(Dataset excerpts)
[start]
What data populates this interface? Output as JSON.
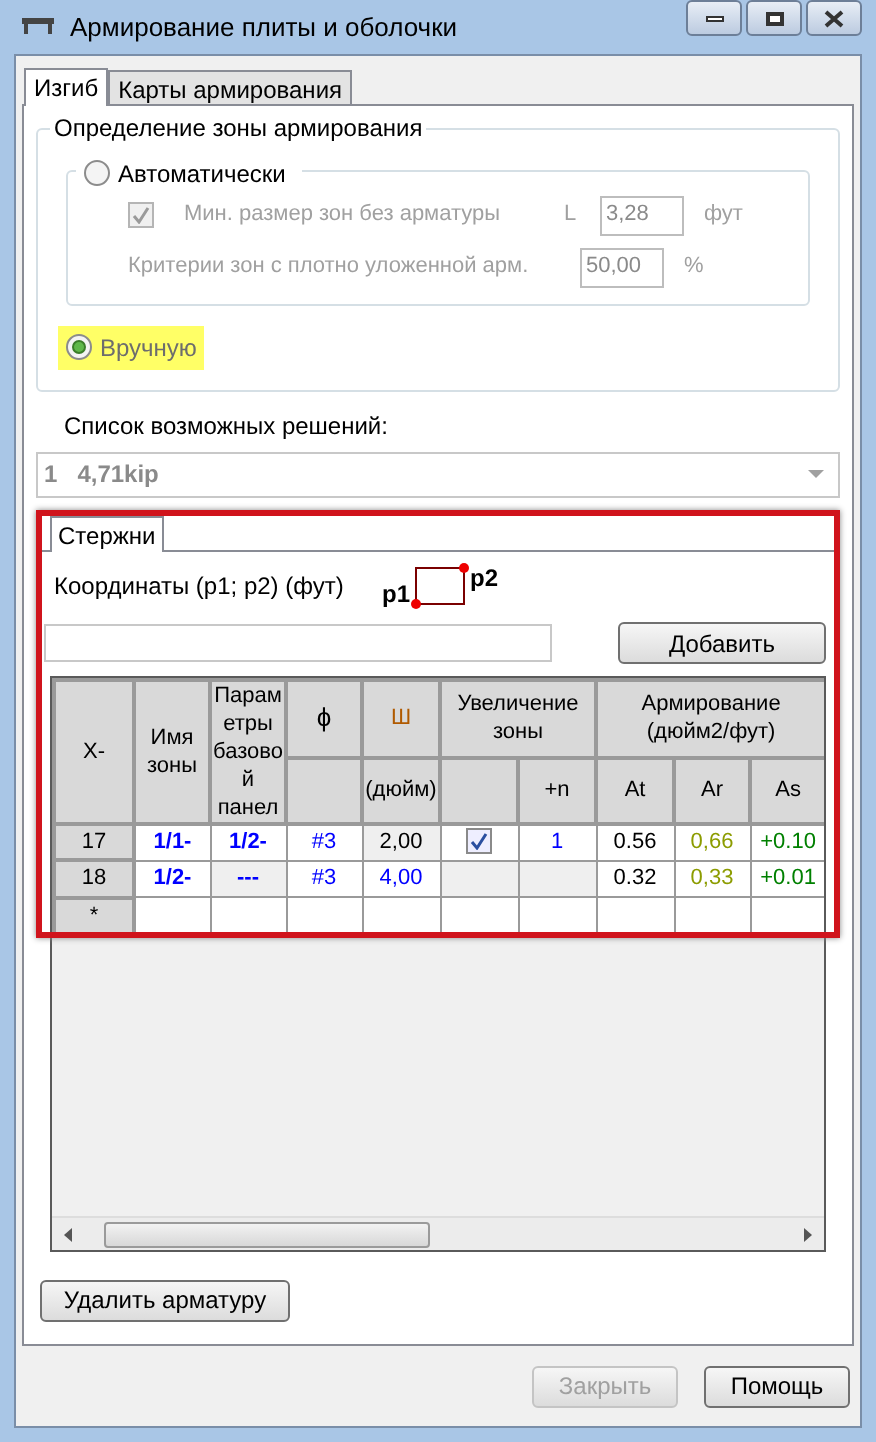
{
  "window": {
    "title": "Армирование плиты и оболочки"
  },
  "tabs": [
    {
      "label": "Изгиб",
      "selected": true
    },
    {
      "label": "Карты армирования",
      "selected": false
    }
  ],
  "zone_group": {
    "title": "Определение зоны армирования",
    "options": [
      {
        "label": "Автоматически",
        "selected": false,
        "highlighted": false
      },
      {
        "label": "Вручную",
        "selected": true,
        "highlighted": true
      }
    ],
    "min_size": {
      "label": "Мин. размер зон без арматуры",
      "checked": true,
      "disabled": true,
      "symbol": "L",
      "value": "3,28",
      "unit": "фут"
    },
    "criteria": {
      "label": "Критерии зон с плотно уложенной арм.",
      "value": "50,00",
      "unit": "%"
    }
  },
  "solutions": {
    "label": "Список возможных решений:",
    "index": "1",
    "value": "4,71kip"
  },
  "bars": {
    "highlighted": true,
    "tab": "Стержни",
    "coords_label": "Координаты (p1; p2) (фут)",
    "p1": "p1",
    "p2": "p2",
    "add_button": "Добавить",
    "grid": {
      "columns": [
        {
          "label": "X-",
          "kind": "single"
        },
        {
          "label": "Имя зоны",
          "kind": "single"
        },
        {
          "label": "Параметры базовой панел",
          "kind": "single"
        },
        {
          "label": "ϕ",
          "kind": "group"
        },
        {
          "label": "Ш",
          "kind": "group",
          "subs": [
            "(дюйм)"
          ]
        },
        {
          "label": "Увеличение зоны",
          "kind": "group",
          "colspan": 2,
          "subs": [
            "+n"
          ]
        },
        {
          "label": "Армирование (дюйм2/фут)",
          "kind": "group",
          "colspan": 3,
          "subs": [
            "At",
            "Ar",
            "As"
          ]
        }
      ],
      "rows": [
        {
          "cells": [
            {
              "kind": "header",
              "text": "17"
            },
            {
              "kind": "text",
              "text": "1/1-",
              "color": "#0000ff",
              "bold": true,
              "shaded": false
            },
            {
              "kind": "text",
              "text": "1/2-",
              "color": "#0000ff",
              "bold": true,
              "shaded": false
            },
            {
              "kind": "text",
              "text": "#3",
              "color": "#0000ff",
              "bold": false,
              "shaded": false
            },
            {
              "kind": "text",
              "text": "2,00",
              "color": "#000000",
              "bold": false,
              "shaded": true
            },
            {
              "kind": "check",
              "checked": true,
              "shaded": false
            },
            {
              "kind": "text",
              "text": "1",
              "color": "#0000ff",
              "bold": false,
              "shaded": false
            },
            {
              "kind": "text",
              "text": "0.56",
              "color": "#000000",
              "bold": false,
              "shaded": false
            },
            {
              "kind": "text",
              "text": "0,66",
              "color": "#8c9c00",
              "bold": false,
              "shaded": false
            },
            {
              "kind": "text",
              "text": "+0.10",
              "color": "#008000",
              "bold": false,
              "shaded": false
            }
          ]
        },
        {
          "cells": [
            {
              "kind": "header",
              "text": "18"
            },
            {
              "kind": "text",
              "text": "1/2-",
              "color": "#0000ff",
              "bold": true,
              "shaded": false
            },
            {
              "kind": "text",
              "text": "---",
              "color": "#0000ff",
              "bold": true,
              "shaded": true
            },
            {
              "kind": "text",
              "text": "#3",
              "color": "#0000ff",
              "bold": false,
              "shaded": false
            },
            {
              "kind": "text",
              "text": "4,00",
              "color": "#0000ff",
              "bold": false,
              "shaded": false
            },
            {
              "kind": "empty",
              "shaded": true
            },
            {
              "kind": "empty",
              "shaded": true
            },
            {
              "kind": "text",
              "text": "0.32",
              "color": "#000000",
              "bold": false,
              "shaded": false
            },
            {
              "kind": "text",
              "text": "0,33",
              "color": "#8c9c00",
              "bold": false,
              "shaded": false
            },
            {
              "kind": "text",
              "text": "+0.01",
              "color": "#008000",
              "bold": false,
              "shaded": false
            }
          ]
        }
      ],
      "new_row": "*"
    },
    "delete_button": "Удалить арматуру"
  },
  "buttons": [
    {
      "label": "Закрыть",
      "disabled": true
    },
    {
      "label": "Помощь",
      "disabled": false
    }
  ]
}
[end]
[start]
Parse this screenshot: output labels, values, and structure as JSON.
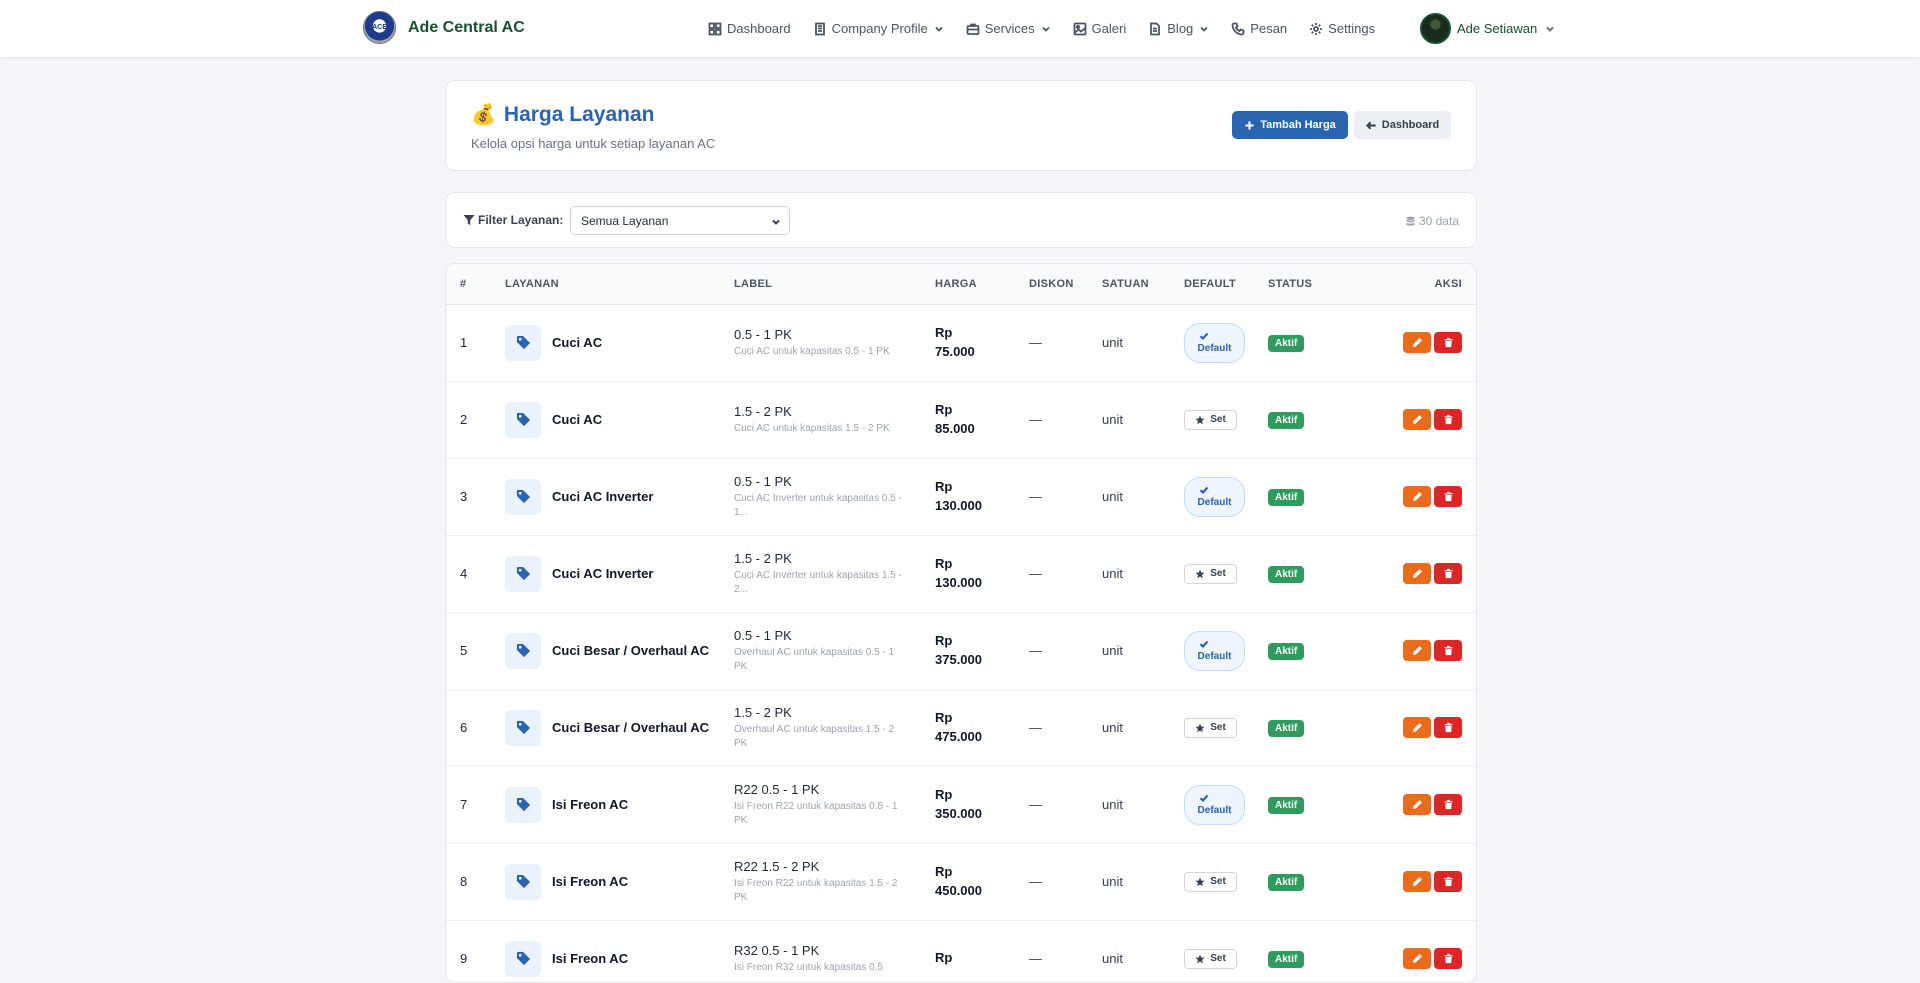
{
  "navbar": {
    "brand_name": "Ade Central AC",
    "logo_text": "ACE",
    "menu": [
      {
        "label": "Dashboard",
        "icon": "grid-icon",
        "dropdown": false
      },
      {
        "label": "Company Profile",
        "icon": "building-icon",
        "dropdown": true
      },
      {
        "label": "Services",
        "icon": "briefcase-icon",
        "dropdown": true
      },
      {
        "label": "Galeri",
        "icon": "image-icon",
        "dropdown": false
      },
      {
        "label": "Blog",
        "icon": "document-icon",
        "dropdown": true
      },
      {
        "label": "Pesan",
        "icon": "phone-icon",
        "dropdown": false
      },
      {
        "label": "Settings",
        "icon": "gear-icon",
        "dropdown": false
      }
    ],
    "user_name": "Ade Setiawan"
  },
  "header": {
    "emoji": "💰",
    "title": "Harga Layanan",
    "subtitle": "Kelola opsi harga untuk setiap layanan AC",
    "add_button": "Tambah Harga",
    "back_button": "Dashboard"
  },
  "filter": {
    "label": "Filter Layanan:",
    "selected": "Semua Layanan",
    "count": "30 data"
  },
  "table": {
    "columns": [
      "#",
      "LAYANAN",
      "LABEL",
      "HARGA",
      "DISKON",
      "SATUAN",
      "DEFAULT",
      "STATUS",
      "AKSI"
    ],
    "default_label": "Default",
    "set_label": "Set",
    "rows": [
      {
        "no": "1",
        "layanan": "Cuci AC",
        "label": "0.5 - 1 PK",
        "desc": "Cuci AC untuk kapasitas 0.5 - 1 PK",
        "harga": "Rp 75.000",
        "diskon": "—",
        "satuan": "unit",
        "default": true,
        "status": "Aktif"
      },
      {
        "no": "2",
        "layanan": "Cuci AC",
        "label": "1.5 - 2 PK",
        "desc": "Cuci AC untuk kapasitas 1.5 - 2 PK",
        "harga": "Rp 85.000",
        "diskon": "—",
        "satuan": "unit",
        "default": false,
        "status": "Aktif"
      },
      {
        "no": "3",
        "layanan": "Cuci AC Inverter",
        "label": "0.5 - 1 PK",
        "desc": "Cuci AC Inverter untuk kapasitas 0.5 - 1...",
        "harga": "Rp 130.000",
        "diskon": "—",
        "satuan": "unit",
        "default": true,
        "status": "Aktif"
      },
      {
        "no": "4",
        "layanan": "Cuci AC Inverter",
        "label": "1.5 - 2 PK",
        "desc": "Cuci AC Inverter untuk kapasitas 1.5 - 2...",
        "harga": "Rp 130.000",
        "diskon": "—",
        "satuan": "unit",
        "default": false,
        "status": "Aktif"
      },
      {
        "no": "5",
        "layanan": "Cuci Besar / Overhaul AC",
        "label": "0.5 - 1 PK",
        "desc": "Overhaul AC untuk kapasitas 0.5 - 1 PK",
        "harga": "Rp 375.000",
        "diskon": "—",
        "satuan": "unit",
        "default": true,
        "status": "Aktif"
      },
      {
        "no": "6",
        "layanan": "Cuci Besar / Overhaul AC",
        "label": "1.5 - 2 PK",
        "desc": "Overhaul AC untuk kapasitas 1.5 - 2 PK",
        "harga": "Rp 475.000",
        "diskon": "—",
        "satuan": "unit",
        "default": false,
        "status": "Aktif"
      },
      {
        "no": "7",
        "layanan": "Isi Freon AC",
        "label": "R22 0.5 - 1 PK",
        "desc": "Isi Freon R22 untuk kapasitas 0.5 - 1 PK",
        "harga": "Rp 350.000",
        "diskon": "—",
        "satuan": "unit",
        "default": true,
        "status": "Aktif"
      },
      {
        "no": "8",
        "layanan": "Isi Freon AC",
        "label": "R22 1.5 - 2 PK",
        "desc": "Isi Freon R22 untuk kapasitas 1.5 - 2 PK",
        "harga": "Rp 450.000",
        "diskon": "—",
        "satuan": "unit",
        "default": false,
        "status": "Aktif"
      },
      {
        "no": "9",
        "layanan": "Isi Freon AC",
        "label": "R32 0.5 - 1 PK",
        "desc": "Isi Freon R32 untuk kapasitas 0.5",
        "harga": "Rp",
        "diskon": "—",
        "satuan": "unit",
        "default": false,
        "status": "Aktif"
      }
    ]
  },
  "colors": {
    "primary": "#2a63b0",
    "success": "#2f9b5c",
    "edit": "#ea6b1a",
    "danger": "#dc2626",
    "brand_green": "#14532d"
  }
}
[end]
▶ _Task requirements_: Find and copy every line in the entries above where the string "highlighted" occurs.

▶ _Result of the exercise_:
        "highlighted": false
        "highlighted": true
    "highlighted": true,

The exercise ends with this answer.